== Records supplied
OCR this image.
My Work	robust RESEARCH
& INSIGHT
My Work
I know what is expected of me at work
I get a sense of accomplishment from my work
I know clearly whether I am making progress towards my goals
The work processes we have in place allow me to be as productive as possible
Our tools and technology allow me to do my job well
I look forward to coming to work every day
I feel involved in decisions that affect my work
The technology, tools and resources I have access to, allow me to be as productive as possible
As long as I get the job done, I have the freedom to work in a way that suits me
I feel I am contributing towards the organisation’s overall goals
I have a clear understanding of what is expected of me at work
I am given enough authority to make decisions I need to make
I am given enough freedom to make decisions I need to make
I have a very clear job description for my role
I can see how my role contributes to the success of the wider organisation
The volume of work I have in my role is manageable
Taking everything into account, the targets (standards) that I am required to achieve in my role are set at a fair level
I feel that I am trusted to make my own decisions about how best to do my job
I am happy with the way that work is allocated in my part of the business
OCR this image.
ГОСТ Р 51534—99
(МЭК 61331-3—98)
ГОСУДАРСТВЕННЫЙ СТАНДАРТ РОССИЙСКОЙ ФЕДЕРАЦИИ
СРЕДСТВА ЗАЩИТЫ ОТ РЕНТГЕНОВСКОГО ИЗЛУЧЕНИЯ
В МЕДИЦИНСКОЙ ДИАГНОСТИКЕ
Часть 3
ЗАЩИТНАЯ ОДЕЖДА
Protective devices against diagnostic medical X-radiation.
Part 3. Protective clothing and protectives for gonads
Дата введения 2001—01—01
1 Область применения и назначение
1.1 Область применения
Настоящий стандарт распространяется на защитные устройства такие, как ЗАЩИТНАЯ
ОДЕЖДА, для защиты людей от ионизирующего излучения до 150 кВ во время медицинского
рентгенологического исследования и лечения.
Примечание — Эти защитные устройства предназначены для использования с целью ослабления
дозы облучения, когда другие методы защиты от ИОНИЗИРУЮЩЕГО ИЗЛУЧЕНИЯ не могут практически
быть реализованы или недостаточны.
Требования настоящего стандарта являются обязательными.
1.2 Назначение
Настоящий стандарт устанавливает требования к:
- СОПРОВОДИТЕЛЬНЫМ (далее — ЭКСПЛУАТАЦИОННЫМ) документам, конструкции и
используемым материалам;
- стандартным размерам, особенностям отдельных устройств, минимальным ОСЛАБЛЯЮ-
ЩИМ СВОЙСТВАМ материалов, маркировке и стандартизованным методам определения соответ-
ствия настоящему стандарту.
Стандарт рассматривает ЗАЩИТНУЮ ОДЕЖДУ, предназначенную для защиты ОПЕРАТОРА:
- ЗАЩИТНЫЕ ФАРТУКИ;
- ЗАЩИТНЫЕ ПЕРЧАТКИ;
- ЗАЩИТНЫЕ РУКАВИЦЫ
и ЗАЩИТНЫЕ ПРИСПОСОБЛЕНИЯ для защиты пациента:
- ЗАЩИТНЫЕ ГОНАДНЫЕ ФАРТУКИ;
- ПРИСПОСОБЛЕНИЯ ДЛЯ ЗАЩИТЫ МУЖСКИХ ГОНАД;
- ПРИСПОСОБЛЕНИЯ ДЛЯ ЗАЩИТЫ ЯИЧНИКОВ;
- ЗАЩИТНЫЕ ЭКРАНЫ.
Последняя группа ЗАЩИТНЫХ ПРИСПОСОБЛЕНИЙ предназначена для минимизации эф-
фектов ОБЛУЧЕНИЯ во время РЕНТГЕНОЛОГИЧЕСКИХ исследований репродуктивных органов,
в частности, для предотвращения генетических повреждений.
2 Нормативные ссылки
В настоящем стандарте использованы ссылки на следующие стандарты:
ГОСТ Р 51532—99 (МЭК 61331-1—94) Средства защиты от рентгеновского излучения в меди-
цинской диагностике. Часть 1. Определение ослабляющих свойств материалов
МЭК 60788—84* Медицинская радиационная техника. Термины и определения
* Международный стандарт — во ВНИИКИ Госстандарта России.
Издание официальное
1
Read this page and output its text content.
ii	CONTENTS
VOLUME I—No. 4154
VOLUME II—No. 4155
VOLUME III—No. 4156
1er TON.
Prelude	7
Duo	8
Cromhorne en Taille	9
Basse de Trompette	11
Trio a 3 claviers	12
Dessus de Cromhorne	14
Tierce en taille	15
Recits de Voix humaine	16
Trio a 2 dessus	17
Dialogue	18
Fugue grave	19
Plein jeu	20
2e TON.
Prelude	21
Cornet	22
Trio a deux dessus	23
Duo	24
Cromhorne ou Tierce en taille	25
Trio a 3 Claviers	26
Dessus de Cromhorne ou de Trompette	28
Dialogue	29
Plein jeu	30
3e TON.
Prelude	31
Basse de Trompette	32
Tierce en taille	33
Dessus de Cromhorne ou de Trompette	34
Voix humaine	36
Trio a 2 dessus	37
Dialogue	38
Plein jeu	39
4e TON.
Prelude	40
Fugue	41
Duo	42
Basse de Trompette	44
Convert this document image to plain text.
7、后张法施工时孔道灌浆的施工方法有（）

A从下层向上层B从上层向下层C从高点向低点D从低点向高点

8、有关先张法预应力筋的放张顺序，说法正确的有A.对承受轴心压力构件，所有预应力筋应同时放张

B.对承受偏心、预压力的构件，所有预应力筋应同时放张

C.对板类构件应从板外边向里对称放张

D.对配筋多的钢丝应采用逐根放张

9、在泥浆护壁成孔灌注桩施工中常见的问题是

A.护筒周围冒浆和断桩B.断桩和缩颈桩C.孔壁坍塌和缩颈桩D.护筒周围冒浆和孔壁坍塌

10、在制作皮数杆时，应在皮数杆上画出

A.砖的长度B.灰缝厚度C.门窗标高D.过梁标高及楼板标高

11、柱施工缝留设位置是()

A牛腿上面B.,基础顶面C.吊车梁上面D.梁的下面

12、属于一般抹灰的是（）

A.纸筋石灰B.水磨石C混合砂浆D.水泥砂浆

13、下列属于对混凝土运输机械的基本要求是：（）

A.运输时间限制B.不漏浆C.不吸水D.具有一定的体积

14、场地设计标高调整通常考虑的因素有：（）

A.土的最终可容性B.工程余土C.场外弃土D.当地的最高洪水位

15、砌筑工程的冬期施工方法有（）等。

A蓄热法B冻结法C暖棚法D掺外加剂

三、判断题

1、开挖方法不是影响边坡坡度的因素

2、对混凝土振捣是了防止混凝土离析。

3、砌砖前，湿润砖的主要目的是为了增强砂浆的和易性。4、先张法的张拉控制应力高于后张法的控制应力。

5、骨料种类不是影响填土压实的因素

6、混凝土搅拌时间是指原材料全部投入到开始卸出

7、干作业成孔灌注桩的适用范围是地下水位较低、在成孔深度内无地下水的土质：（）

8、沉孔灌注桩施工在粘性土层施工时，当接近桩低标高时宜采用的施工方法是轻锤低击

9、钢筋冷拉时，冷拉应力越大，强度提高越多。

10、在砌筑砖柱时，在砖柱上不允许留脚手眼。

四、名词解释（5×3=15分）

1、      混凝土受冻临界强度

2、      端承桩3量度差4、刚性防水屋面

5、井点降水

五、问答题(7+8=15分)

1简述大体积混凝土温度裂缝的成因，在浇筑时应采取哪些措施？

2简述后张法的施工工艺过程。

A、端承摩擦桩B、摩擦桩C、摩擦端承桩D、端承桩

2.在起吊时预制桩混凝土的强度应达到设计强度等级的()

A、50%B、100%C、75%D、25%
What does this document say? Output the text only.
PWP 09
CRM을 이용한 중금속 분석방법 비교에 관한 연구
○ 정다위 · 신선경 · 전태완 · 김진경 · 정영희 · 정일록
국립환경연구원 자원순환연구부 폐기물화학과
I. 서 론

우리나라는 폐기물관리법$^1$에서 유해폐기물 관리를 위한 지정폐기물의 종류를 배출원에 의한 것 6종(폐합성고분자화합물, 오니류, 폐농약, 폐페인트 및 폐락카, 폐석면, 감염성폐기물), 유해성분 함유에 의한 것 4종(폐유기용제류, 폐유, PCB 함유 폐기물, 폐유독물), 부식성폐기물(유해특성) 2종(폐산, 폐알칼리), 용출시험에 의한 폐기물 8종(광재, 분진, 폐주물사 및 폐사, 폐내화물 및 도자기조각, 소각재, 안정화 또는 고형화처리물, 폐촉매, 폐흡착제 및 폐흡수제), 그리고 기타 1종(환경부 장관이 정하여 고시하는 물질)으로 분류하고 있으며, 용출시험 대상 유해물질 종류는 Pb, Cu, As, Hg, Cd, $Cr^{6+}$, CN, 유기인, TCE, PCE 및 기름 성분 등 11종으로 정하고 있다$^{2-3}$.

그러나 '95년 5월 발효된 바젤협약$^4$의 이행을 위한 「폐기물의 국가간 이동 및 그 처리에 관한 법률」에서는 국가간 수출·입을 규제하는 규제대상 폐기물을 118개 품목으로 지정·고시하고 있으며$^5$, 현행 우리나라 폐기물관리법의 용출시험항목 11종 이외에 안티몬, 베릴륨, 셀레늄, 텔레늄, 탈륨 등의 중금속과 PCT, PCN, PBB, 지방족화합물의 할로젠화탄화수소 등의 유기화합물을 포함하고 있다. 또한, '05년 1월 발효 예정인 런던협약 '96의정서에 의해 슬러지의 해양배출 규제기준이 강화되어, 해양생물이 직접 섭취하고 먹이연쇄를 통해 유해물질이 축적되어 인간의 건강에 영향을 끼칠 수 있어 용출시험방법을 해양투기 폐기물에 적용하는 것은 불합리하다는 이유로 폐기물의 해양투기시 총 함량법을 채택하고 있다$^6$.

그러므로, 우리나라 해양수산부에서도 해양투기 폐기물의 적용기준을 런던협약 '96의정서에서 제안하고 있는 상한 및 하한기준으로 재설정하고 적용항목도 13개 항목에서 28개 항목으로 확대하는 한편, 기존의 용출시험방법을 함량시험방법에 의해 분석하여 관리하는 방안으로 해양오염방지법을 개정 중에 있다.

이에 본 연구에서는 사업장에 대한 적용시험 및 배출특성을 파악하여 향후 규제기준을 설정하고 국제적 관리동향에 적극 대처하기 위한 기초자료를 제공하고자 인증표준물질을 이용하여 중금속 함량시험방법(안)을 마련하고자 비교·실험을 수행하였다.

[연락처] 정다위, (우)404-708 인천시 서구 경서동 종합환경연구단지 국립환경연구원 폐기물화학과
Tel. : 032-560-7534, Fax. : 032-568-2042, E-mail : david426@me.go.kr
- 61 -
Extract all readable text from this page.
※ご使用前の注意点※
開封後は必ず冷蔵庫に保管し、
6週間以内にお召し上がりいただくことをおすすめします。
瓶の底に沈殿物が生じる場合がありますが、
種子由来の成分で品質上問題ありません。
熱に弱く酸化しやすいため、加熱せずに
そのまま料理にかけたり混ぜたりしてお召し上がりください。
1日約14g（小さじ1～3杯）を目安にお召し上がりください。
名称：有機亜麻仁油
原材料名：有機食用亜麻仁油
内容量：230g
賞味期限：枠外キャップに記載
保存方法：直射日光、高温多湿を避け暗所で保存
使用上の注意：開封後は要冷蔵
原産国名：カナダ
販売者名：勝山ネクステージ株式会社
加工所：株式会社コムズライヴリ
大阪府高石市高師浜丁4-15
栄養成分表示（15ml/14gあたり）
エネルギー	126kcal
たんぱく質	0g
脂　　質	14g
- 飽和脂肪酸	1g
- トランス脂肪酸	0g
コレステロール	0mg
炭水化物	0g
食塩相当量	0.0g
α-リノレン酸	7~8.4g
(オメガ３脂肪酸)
====
Problem statement: Reply with the number of lines in the material above that contain "Cromhorne", and nothing more.

Response below: 5